**Stated problem**
Each record that follows should be repeated exactly, minus any images.

--- Begin Stored records ---

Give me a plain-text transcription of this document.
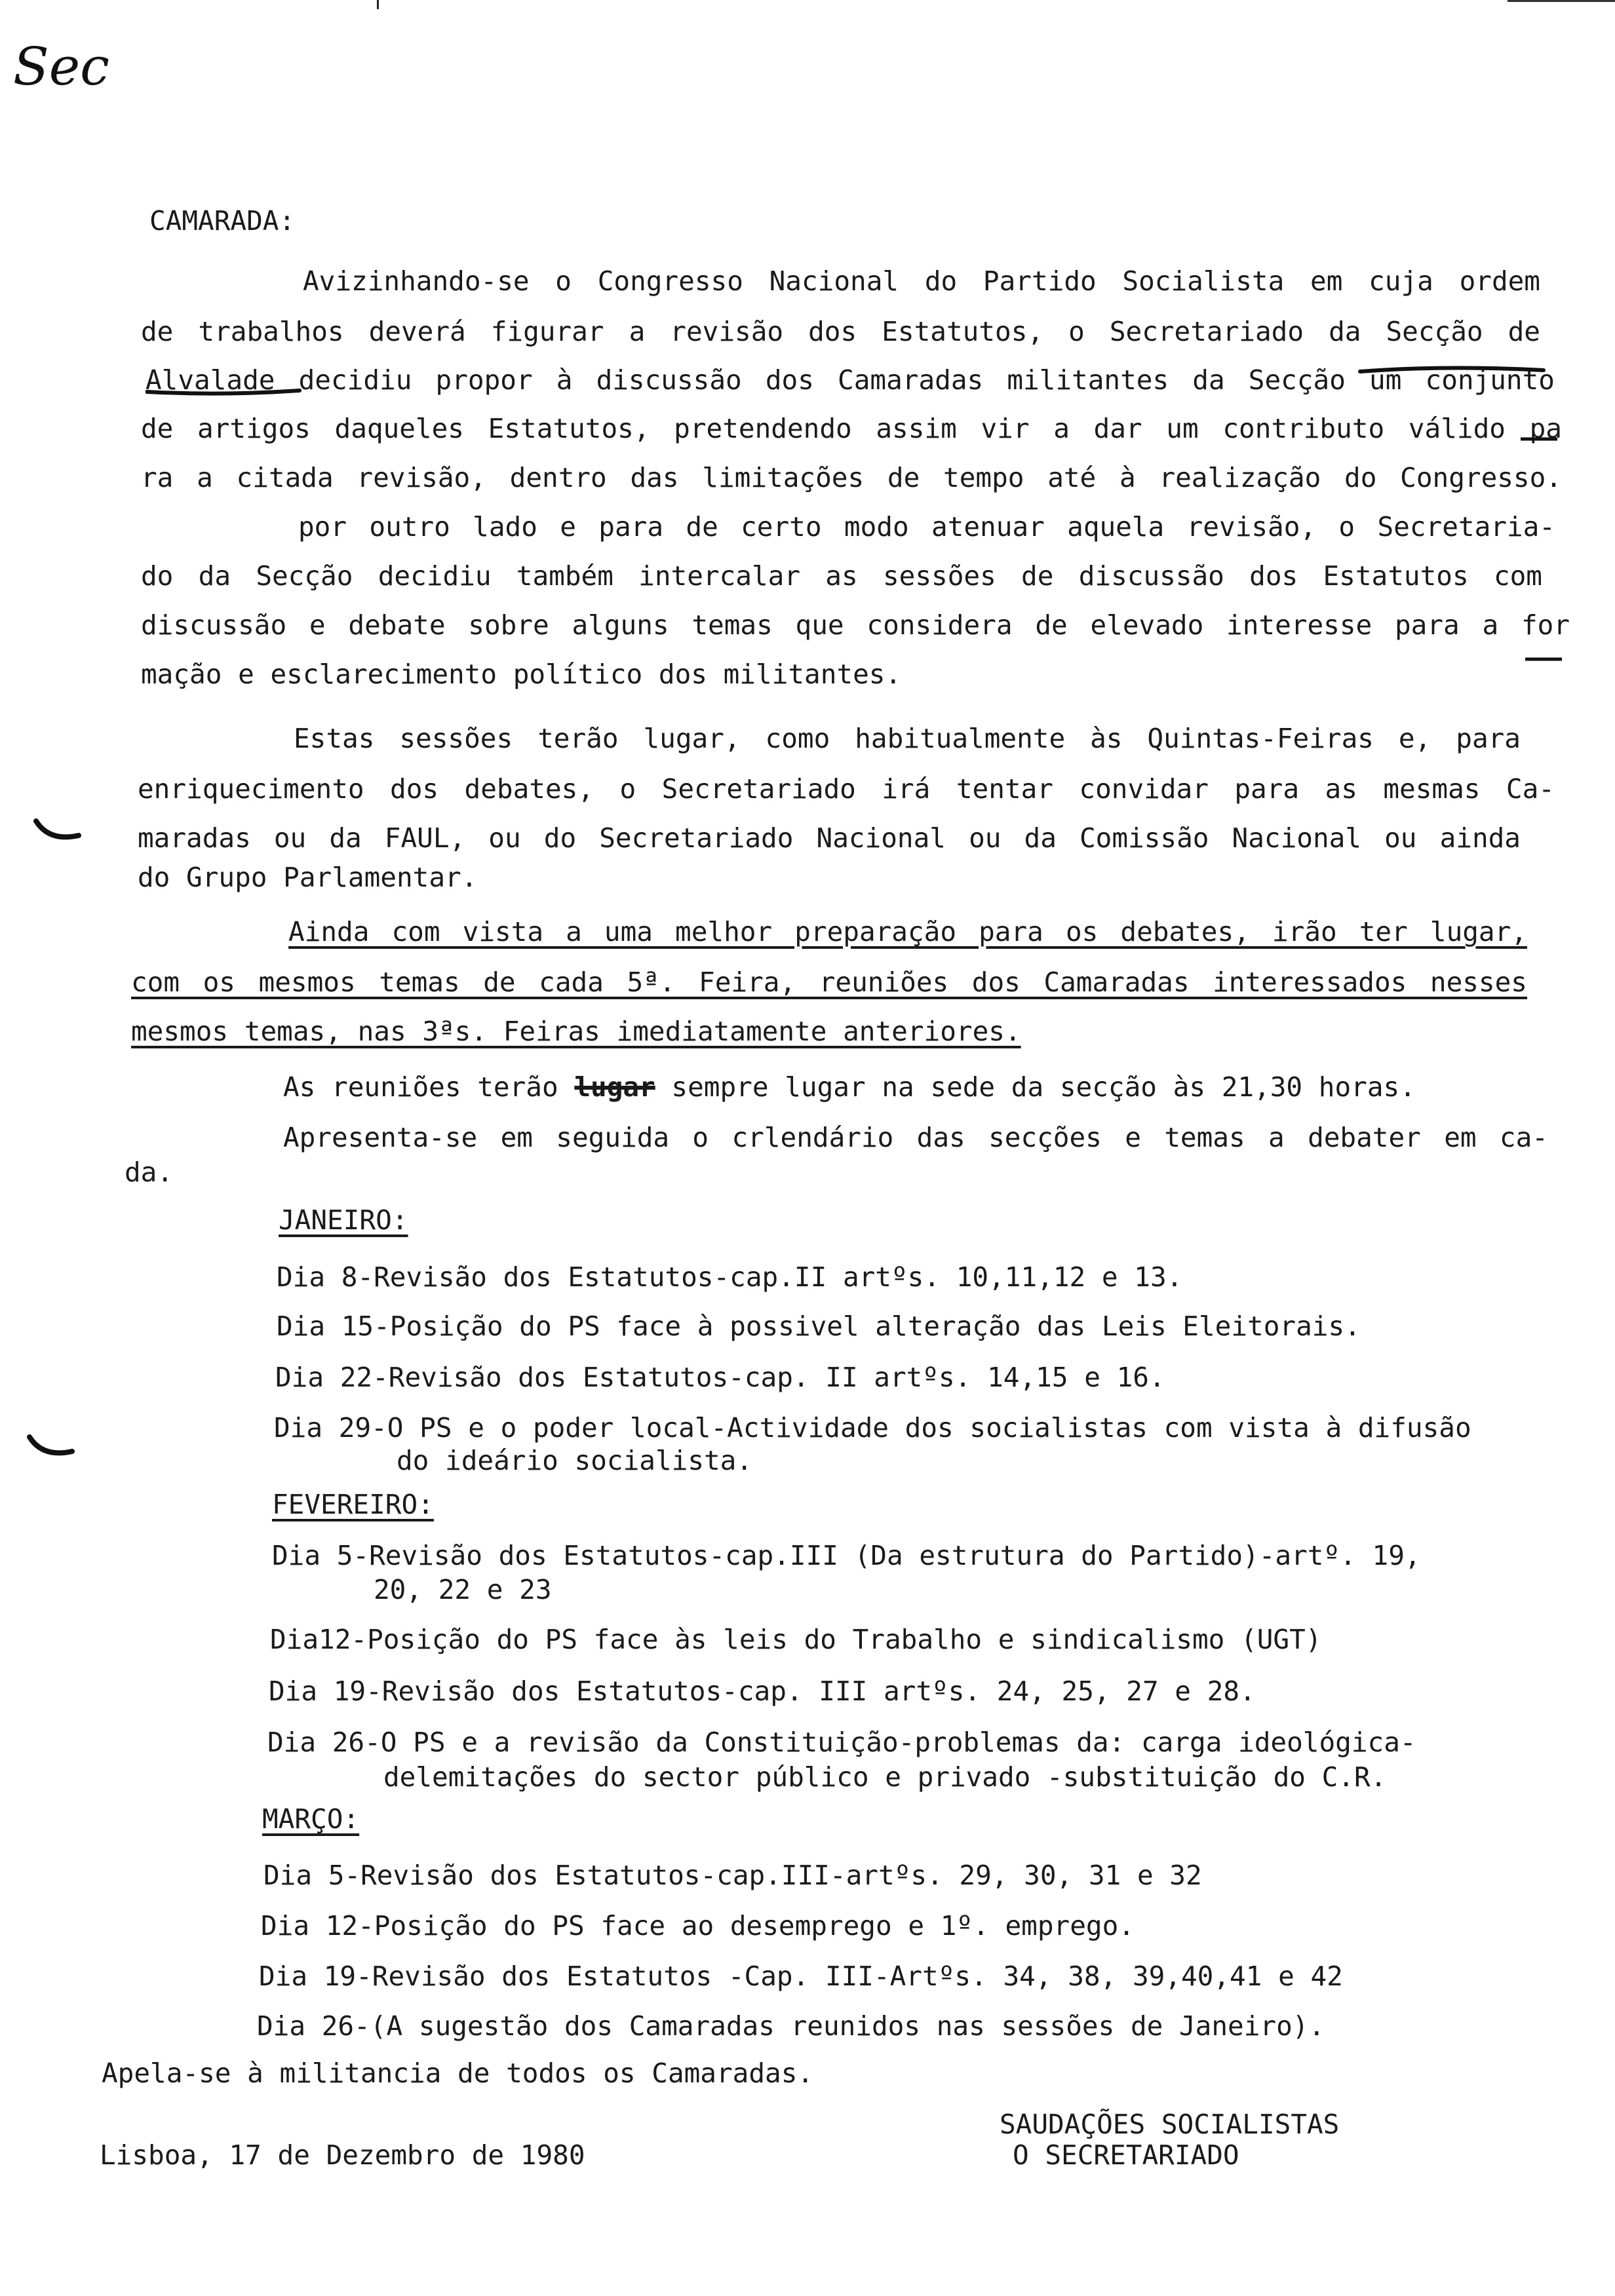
Sec
CAMARADA:
Avizinhando-se o Congresso Nacional do Partido Socialista em cuja ordem
de trabalhos deverá figurar a revisão dos Estatutos, o Secretariado da Secção de
Alvalade decidiu propor à discussão dos Camaradas militantes da Secção um conjunto
de artigos daqueles Estatutos, pretendendo assim vir a dar um contributo válido pa
ra a citada revisão, dentro das limitações de tempo até à realização do Congresso.
por outro lado e para de certo modo atenuar aquela revisão, o Secretaria-
do da Secção decidiu também intercalar as sessões de discussão dos Estatutos com
discussão e debate sobre alguns temas que considera de elevado interesse para a for
mação e esclarecimento político dos militantes.
Estas sessões terão lugar, como habitualmente às Quintas-Feiras e, para
enriquecimento dos debates, o Secretariado irá tentar convidar para as mesmas Ca-
maradas ou da FAUL, ou do Secretariado Nacional ou da Comissão Nacional ou ainda
do Grupo Parlamentar.
Ainda com vista a uma melhor preparação para os debates, irão ter lugar,
com os mesmos temas de cada 5ª. Feira, reuniões dos Camaradas interessados nesses
mesmos temas, nas 3ªs. Feiras imediatamente anteriores.
As reuniões terão lugar sempre lugar na sede da secção às 21,30 horas.
Apresenta-se em seguida o crlendário das secções e temas a debater em ca-
da.
JANEIRO:
Dia 8-Revisão dos Estatutos-cap.II artºs. 10,11,12 e 13.
Dia 15-Posição do PS face à possivel alteração das Leis Eleitorais.
Dia 22-Revisão dos Estatutos-cap. II artºs. 14,15 e 16.
Dia 29-O PS e o poder local-Actividade dos socialistas com vista à difusão
do ideário socialista.
FEVEREIRO:
Dia 5-Revisão dos Estatutos-cap.III (Da estrutura do Partido)-artº. 19,
20, 22 e 23
Dia12-Posição do PS face às leis do Trabalho e sindicalismo (UGT)
Dia 19-Revisão dos Estatutos-cap. III artºs. 24, 25, 27 e 28.
Dia 26-O PS e a revisão da Constituição-problemas da: carga ideológica-
delemitações do sector público e privado -substituição do C.R.
MARÇO:
Dia 5-Revisão dos Estatutos-cap.III-artºs. 29, 30, 31 e 32
Dia 12-Posição do PS face ao desemprego e 1º. emprego.
Dia 19-Revisão dos Estatutos -Cap. III-Artºs. 34, 38, 39,40,41 e 42
Dia 26-(A sugestão dos Camaradas reunidos nas sessões de Janeiro).
Apela-se à militancia de todos os Camaradas.
SAUDAÇÕES SOCIALISTAS
O SECRETARIADO
Lisboa, 17 de Dezembro de 1980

--- End Stored records ---

**Response below**
Give me a plain-text transcription of this document.
Sec
CAMARADA:
Avizinhando-se o Congresso Nacional do Partido Socialista em cuja ordem
de trabalhos deverá figurar a revisão dos Estatutos, o Secretariado da Secção de
Alvalade decidiu propor à discussão dos Camaradas militantes da Secção um conjunto
de artigos daqueles Estatutos, pretendendo assim vir a dar um contributo válido pa
ra a citada revisão, dentro das limitações de tempo até à realização do Congresso.
por outro lado e para de certo modo atenuar aquela revisão, o Secretaria-
do da Secção decidiu também intercalar as sessões de discussão dos Estatutos com
discussão e debate sobre alguns temas que considera de elevado interesse para a for
mação e esclarecimento político dos militantes.
Estas sessões terão lugar, como habitualmente às Quintas-Feiras e, para
enriquecimento dos debates, o Secretariado irá tentar convidar para as mesmas Ca-
maradas ou da FAUL, ou do Secretariado Nacional ou da Comissão Nacional ou ainda
do Grupo Parlamentar.
Ainda com vista a uma melhor preparação para os debates, irão ter lugar,
com os mesmos temas de cada 5ª. Feira, reuniões dos Camaradas interessados nesses
mesmos temas, nas 3ªs. Feiras imediatamente anteriores.
As reuniões terão lugar sempre lugar na sede da secção às 21,30 horas.
Apresenta-se em seguida o crlendário das secções e temas a debater em ca-
da.
JANEIRO:
Dia 8-Revisão dos Estatutos-cap.II artºs. 10,11,12 e 13.
Dia 15-Posição do PS face à possivel alteração das Leis Eleitorais.
Dia 22-Revisão dos Estatutos-cap. II artºs. 14,15 e 16.
Dia 29-O PS e o poder local-Actividade dos socialistas com vista à difusão
do ideário socialista.
FEVEREIRO:
Dia 5-Revisão dos Estatutos-cap.III (Da estrutura do Partido)-artº. 19,
20, 22 e 23
Dia12-Posição do PS face às leis do Trabalho e sindicalismo (UGT)
Dia 19-Revisão dos Estatutos-cap. III artºs. 24, 25, 27 e 28.
Dia 26-O PS e a revisão da Constituição-problemas da: carga ideológica-
delemitações do sector público e privado -substituição do C.R.
MARÇO:
Dia 5-Revisão dos Estatutos-cap.III-artºs. 29, 30, 31 e 32
Dia 12-Posição do PS face ao desemprego e 1º. emprego.
Dia 19-Revisão dos Estatutos -Cap. III-Artºs. 34, 38, 39,40,41 e 42
Dia 26-(A sugestão dos Camaradas reunidos nas sessões de Janeiro).
Apela-se à militancia de todos os Camaradas.
SAUDAÇÕES SOCIALISTAS
O SECRETARIADO
Lisboa, 17 de Dezembro de 1980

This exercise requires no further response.